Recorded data
— Start —
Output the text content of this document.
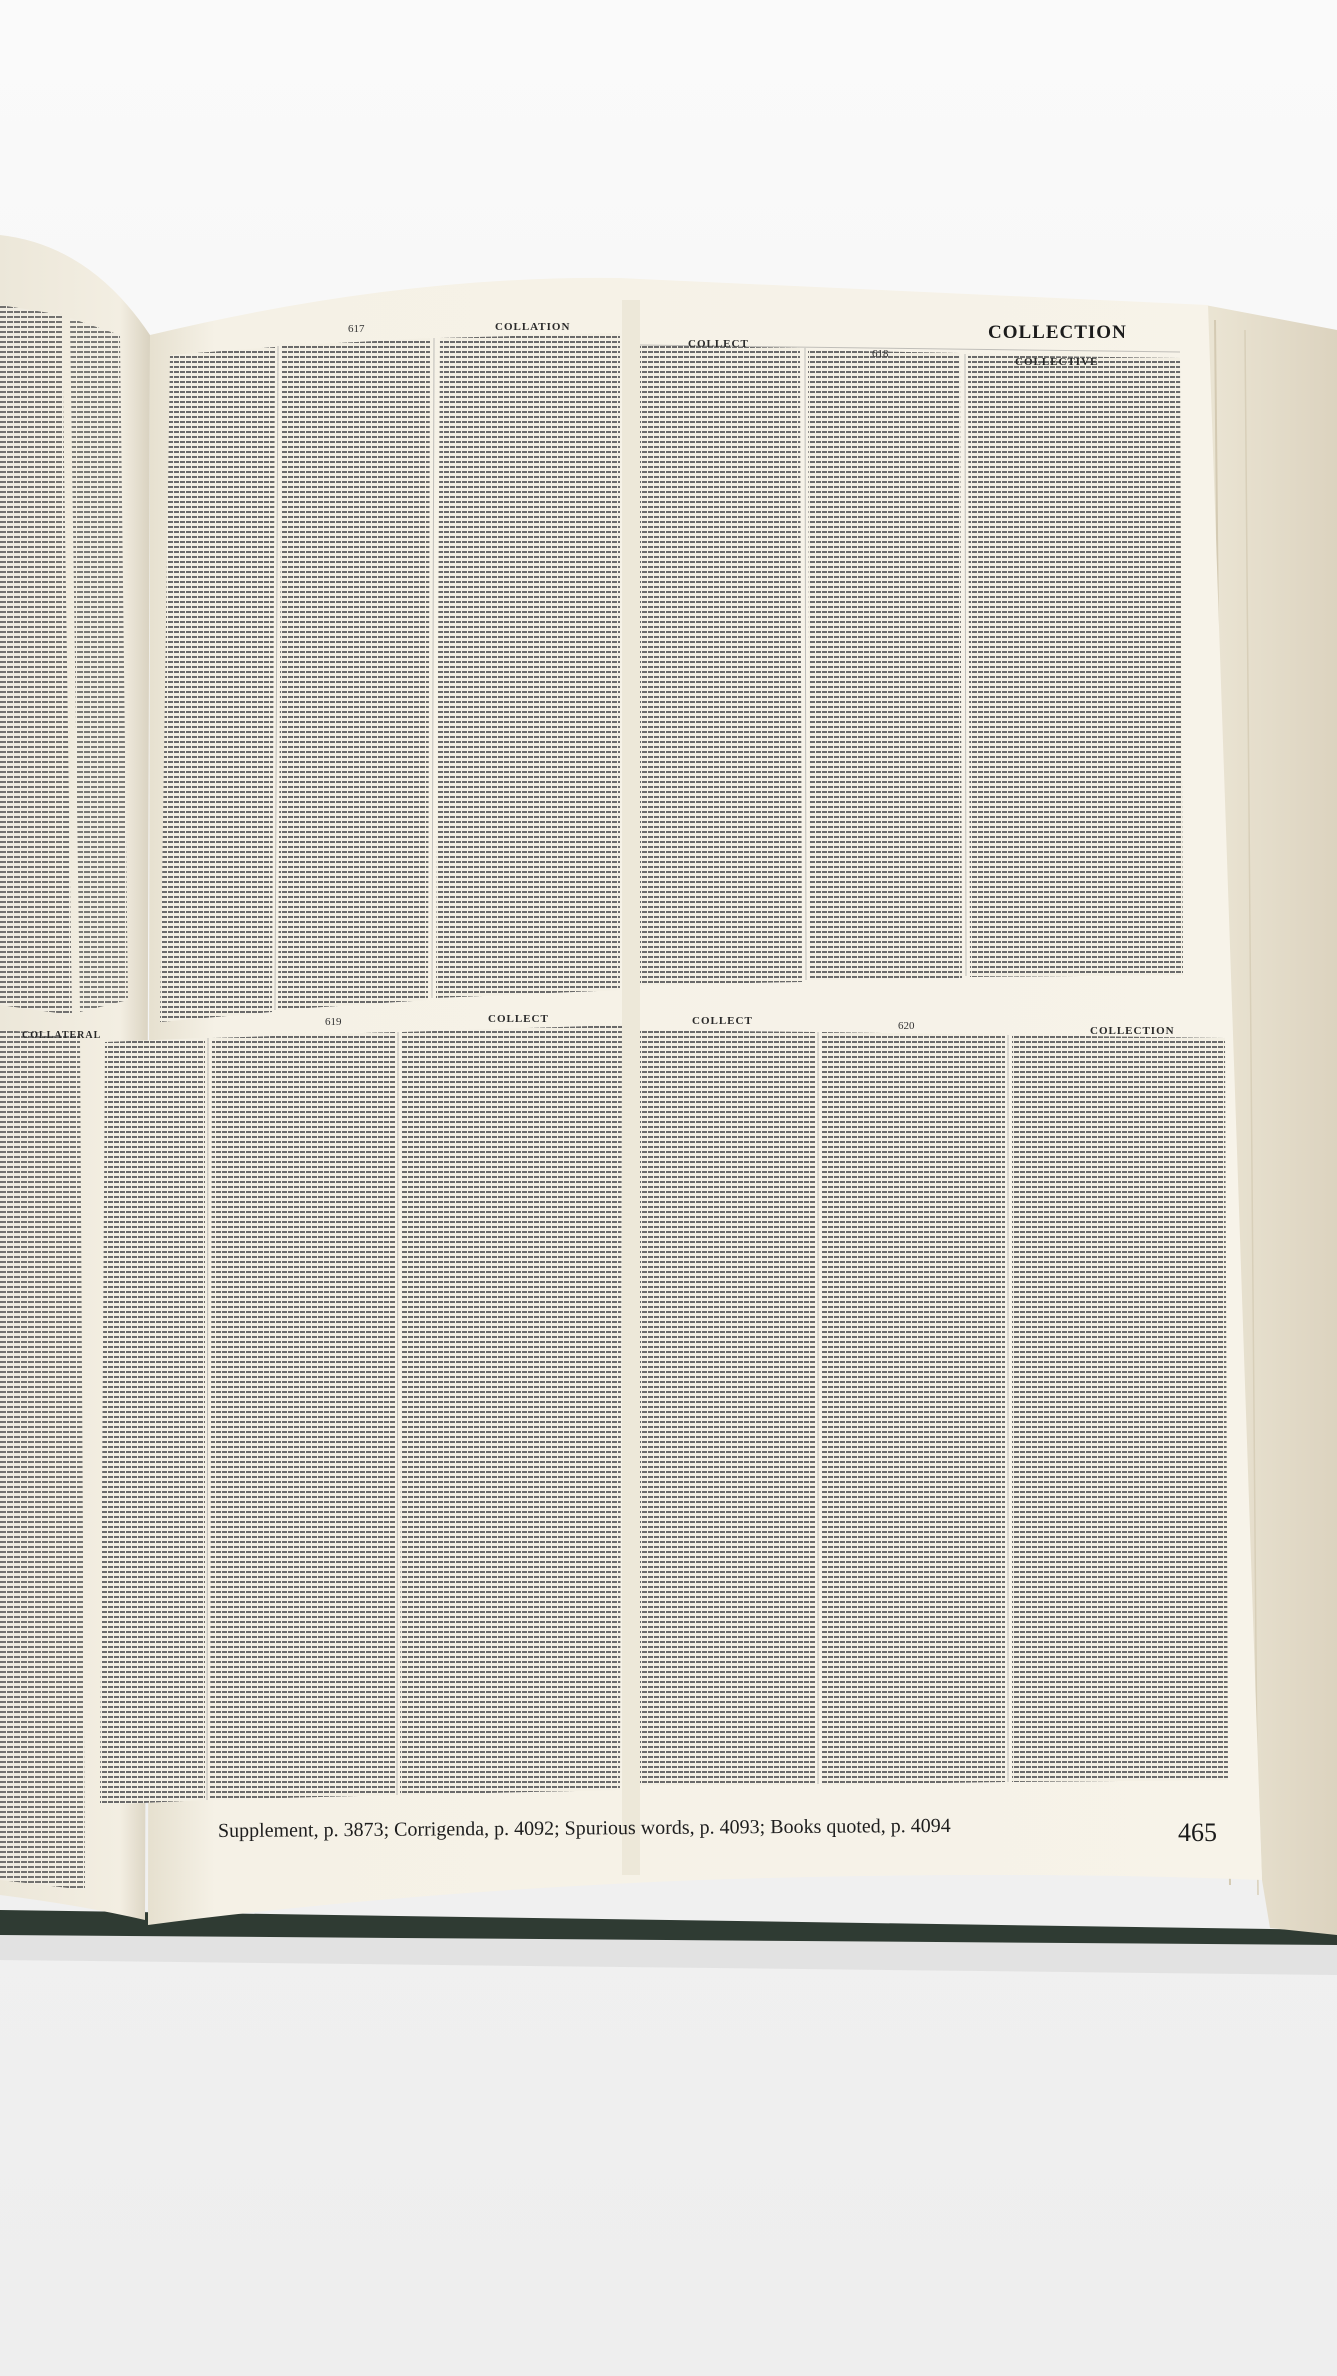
617	COLLATION
COLLECT
618
COLLECTION
COLLECTIVE
COLLATERAL
619	COLLECT	COLLECT	620	COLLECTION
Supplement, p. 3873; Corrigenda, p. 4092; Spurious words, p. 4093; Books quoted, p. 4094	465
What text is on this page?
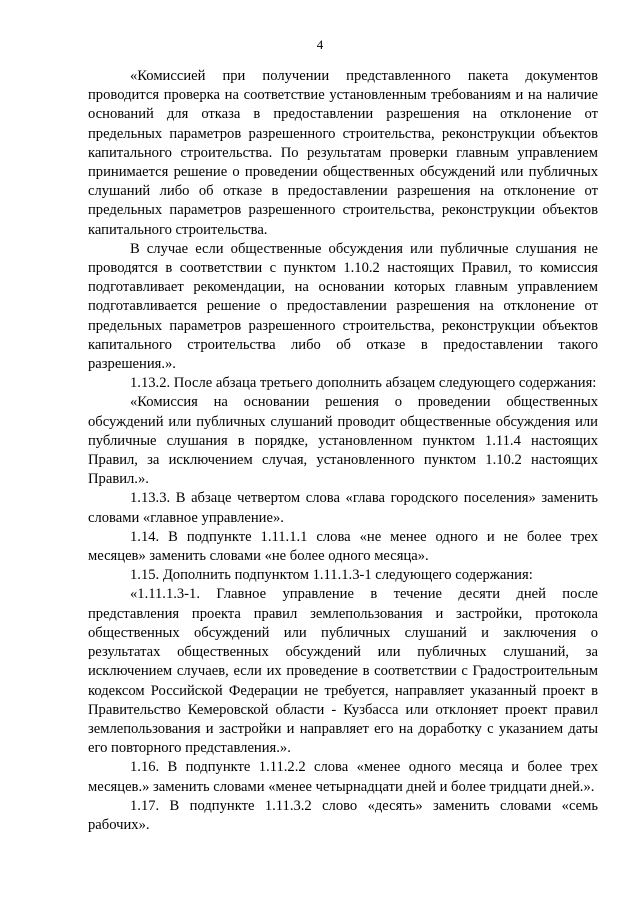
4

«Комиссией при получении представленного пакета документов проводится проверка на соответствие установленным требованиям и на наличие оснований для отказа в предоставлении разрешения на отклонение от предельных параметров разрешенного строительства, реконструкции объектов капитального строительства. По результатам проверки главным управлением принимается решение о проведении общественных обсуждений или публичных слушаний либо об отказе в предоставлении разрешения на отклонение от предельных параметров разрешенного строительства, реконструкции объектов капитального строительства.

В случае если общественные обсуждения или публичные слушания не проводятся в соответствии с пунктом 1.10.2 настоящих Правил, то комиссия подготавливает рекомендации, на основании которых главным управлением подготавливается решение о предоставлении разрешения на отклонение от предельных параметров разрешенного строительства, реконструкции объектов капитального строительства либо об отказе в предоставлении такого разрешения.».

1.13.2. После абзаца третьего дополнить абзацем следующего содержания:

«Комиссия на основании решения о проведении общественных обсуждений или публичных слушаний проводит общественные обсуждения или публичные слушания в порядке, установленном пунктом 1.11.4 настоящих Правил, за исключением случая, установленного пунктом 1.10.2 настоящих Правил.».

1.13.3. В абзаце четвертом слова «глава городского поселения» заменить словами «главное управление».

1.14. В подпункте 1.11.1.1 слова «не менее одного и не более трех месяцев» заменить словами «не более одного месяца».

1.15. Дополнить подпунктом 1.11.1.3-1 следующего содержания:

«1.11.1.3-1. Главное управление в течение десяти дней после представления проекта правил землепользования и застройки, протокола общественных обсуждений или публичных слушаний и заключения о результатах общественных обсуждений или публичных слушаний, за исключением случаев, если их проведение в соответствии с Градостроительным кодексом Российской Федерации не требуется, направляет указанный проект в Правительство Кемеровской области - Кузбасса или отклоняет проект правил землепользования и застройки и направляет его на доработку с указанием даты его повторного представления.».

1.16. В подпункте 1.11.2.2 слова «менее одного месяца и более трех месяцев.» заменить словами «менее четырнадцати дней и более тридцати дней.».

1.17. В подпункте 1.11.3.2 слово «десять» заменить словами «семь рабочих».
— End —
Exercise objective: Leave out the pictures and print each record exactly as it stands.

Expected output:
Output the text content of this document.
617	COLLATION
COLLECT
618
COLLECTION
COLLECTIVE
COLLATERAL
619	COLLECT	COLLECT	620	COLLECTION
Supplement, p. 3873; Corrigenda, p. 4092; Spurious words, p. 4093; Books quoted, p. 4094	465
What text is on this page?
4

«Комиссией при получении представленного пакета документов проводится проверка на соответствие установленным требованиям и на наличие оснований для отказа в предоставлении разрешения на отклонение от предельных параметров разрешенного строительства, реконструкции объектов капитального строительства. По результатам проверки главным управлением принимается решение о проведении общественных обсуждений или публичных слушаний либо об отказе в предоставлении разрешения на отклонение от предельных параметров разрешенного строительства, реконструкции объектов капитального строительства.

В случае если общественные обсуждения или публичные слушания не проводятся в соответствии с пунктом 1.10.2 настоящих Правил, то комиссия подготавливает рекомендации, на основании которых главным управлением подготавливается решение о предоставлении разрешения на отклонение от предельных параметров разрешенного строительства, реконструкции объектов капитального строительства либо об отказе в предоставлении такого разрешения.».

1.13.2. После абзаца третьего дополнить абзацем следующего содержания:

«Комиссия на основании решения о проведении общественных обсуждений или публичных слушаний проводит общественные обсуждения или публичные слушания в порядке, установленном пунктом 1.11.4 настоящих Правил, за исключением случая, установленного пунктом 1.10.2 настоящих Правил.».

1.13.3. В абзаце четвертом слова «глава городского поселения» заменить словами «главное управление».

1.14. В подпункте 1.11.1.1 слова «не менее одного и не более трех месяцев» заменить словами «не более одного месяца».

1.15. Дополнить подпунктом 1.11.1.3-1 следующего содержания:

«1.11.1.3-1. Главное управление в течение десяти дней после представления проекта правил землепользования и застройки, протокола общественных обсуждений или публичных слушаний и заключения о результатах общественных обсуждений или публичных слушаний, за исключением случаев, если их проведение в соответствии с Градостроительным кодексом Российской Федерации не требуется, направляет указанный проект в Правительство Кемеровской области - Кузбасса или отклоняет проект правил землепользования и застройки и направляет его на доработку с указанием даты его повторного представления.».

1.16. В подпункте 1.11.2.2 слова «менее одного месяца и более трех месяцев.» заменить словами «менее четырнадцати дней и более тридцати дней.».

1.17. В подпункте 1.11.3.2 слово «десять» заменить словами «семь рабочих».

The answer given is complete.